§ Page text
>>>

Anne and Emily Bronte in 1834

Farewell To Emily Brontë

The big day is fast approaching, so I hope you have everything in hand and can look forward to a relaxed Christmas Eve evening? Tomorrow I will bring you my traditional festive post, but today we turn to something very much sadder.

Christmas should be time for love, a time for joy, but in one household in particular the Christmas of 1848 was a mournful one: Haworth Parsonage. Emily Brontë died aged 30 on December  19th of that year, and was buried in the Brontë family tomb, beneath the church floor, just three days before Christmas.

<<<

§ Things to do
a) Answer these questions using the page text on Emily Brontë:
(i) What kind of post does the writer promise for tomorrow?
(ii) Which household had a mournful Christmas in 1848?
(iii) Where was Emily Brontë buried?
b) From the page text on Emily Brontë, copy the passage from "The big day" to "very much sadder." word for word.

§ Dataset records

>>>

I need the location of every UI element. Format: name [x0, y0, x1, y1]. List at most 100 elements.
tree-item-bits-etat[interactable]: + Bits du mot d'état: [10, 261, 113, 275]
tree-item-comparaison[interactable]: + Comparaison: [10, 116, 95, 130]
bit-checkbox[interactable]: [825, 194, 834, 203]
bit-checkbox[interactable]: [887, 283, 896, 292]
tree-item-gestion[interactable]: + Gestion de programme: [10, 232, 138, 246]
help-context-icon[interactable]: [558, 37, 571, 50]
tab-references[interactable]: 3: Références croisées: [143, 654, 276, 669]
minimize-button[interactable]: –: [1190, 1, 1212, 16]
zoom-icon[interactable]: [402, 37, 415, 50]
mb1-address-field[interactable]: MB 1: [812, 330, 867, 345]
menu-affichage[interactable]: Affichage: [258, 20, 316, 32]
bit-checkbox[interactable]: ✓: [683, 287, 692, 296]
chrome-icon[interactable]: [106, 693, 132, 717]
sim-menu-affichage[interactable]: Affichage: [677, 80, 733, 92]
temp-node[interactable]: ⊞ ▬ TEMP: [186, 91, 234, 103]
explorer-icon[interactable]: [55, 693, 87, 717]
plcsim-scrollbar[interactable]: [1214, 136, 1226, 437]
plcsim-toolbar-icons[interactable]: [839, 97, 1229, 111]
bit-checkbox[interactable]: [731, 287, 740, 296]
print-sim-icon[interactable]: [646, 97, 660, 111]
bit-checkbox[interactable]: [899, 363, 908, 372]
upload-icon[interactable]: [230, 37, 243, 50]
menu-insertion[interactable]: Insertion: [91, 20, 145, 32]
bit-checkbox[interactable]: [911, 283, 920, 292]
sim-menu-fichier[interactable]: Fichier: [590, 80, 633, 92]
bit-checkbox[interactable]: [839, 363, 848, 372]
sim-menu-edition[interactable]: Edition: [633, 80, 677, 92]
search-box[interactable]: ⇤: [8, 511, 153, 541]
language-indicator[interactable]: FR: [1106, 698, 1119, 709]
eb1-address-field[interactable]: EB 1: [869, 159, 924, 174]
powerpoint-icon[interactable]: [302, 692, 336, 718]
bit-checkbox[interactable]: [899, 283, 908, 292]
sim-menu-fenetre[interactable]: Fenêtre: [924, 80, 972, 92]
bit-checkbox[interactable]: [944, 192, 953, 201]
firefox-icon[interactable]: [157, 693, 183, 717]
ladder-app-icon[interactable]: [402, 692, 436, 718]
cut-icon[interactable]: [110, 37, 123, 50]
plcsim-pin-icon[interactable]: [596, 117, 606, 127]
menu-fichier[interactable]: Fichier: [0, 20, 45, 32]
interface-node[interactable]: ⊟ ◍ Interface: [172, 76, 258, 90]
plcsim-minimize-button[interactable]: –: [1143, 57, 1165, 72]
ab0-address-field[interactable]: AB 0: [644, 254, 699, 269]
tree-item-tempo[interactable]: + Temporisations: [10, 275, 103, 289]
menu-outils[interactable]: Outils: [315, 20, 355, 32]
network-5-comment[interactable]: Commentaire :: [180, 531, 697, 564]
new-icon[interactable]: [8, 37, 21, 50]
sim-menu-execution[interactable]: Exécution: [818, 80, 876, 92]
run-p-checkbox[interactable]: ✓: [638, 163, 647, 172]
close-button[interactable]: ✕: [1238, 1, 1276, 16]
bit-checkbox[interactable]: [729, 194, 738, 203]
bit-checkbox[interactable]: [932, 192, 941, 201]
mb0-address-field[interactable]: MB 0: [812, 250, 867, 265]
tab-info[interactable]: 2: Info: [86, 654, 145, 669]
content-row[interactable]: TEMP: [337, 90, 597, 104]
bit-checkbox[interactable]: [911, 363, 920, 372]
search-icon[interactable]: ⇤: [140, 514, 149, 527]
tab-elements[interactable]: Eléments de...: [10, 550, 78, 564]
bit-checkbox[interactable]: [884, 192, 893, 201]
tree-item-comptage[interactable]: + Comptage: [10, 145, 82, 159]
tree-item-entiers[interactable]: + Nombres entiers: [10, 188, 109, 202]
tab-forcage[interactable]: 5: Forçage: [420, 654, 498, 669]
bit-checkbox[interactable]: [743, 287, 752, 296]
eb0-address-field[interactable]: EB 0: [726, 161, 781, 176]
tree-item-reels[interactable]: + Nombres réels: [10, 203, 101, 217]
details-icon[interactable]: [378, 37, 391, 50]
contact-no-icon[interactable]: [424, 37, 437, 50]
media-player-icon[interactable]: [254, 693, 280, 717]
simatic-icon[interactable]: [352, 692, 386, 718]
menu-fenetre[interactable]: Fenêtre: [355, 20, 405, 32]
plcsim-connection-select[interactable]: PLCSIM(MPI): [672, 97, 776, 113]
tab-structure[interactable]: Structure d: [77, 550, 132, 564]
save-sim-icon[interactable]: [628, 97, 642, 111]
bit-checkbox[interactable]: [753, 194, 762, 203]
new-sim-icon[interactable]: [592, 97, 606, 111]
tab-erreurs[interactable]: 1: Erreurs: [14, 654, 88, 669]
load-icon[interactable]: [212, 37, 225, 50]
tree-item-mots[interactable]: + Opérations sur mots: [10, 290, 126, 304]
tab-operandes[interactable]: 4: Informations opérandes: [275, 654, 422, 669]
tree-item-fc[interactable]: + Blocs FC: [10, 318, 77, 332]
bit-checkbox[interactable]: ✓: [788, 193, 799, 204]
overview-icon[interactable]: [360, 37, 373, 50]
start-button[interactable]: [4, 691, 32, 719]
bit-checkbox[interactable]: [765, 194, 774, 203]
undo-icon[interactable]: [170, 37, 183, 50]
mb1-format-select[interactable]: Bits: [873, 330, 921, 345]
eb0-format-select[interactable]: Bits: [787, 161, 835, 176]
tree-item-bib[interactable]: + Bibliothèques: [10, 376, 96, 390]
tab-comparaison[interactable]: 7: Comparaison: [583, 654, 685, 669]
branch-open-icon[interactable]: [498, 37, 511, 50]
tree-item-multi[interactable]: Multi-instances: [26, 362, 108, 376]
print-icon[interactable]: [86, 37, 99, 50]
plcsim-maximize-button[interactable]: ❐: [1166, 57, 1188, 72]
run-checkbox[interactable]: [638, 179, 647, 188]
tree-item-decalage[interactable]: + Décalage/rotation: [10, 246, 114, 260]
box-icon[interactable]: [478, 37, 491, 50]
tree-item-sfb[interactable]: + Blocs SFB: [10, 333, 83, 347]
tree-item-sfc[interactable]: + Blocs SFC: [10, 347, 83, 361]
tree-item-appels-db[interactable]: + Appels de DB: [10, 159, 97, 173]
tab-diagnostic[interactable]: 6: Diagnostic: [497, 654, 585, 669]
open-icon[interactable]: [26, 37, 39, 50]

<<<

§ Written answers
a)
(i) The writer's traditional festive post.
(ii) Haworth Parsonage.
(iii) In the Brontë family tomb, beneath the church floor.

b)
The big day is fast approaching, so I hope you have everything in hand and can look forward to a relaxed Christmas Eve evening? Tomorrow I will bring you my traditional festive post, but today we turn to something very much sadder.